EXERCISE: Each entry below is to be transcribed exactly.

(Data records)

┄┄┄┄┄┄

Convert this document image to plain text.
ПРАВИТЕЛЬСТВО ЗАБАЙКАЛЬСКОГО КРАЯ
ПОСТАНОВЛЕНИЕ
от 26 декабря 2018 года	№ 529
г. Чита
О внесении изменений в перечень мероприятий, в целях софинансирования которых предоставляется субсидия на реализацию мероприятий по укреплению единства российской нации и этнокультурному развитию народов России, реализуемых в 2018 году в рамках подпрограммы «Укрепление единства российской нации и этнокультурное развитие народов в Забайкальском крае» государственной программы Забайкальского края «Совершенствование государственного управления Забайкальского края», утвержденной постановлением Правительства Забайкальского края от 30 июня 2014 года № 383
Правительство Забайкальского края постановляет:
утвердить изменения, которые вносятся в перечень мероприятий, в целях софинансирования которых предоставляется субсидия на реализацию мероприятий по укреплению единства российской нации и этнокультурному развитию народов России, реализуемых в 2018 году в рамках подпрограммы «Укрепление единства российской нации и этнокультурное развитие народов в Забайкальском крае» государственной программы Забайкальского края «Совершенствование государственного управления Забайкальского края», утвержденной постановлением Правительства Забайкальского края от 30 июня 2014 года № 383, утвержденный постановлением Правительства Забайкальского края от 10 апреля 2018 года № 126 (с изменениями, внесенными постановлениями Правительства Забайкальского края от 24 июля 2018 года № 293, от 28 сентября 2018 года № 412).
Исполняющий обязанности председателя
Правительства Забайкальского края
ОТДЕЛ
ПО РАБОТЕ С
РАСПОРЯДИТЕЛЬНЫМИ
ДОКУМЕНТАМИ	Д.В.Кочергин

┄┄┄┄┄┄

OUTPUT OF THE EXERCISE:
Convert this document image to plain text.
ПРАВИТЕЛЬСТВО ЗАБАЙКАЛЬСКОГО КРАЯ
ПОСТАНОВЛЕНИЕ
от 26 декабря 2018 года	№ 529
г. Чита
О внесении изменений в перечень мероприятий, в целях софинансирования которых предоставляется субсидия на реализацию мероприятий по укреплению единства российской нации и этнокультурному развитию народов России, реализуемых в 2018 году в рамках подпрограммы «Укрепление единства российской нации и этнокультурное развитие народов в Забайкальском крае» государственной программы Забайкальского края «Совершенствование государственного управления Забайкальского края», утвержденной постановлением Правительства Забайкальского края от 30 июня 2014 года № 383
Правительство Забайкальского края постановляет:
утвердить изменения, которые вносятся в перечень мероприятий, в целях софинансирования которых предоставляется субсидия на реализацию мероприятий по укреплению единства российской нации и этнокультурному развитию народов России, реализуемых в 2018 году в рамках подпрограммы «Укрепление единства российской нации и этнокультурное развитие народов в Забайкальском крае» государственной программы Забайкальского края «Совершенствование государственного управления Забайкальского края», утвержденной постановлением Правительства Забайкальского края от 30 июня 2014 года № 383, утвержденный постановлением Правительства Забайкальского края от 10 апреля 2018 года № 126 (с изменениями, внесенными постановлениями Правительства Забайкальского края от 24 июля 2018 года № 293, от 28 сентября 2018 года № 412).
Исполняющий обязанности председателя
Правительства Забайкальского края
ОТДЕЛ
ПО РАБОТЕ С
РАСПОРЯДИТЕЛЬНЫМИ
ДОКУМЕНТАМИ	Д.В.Кочергин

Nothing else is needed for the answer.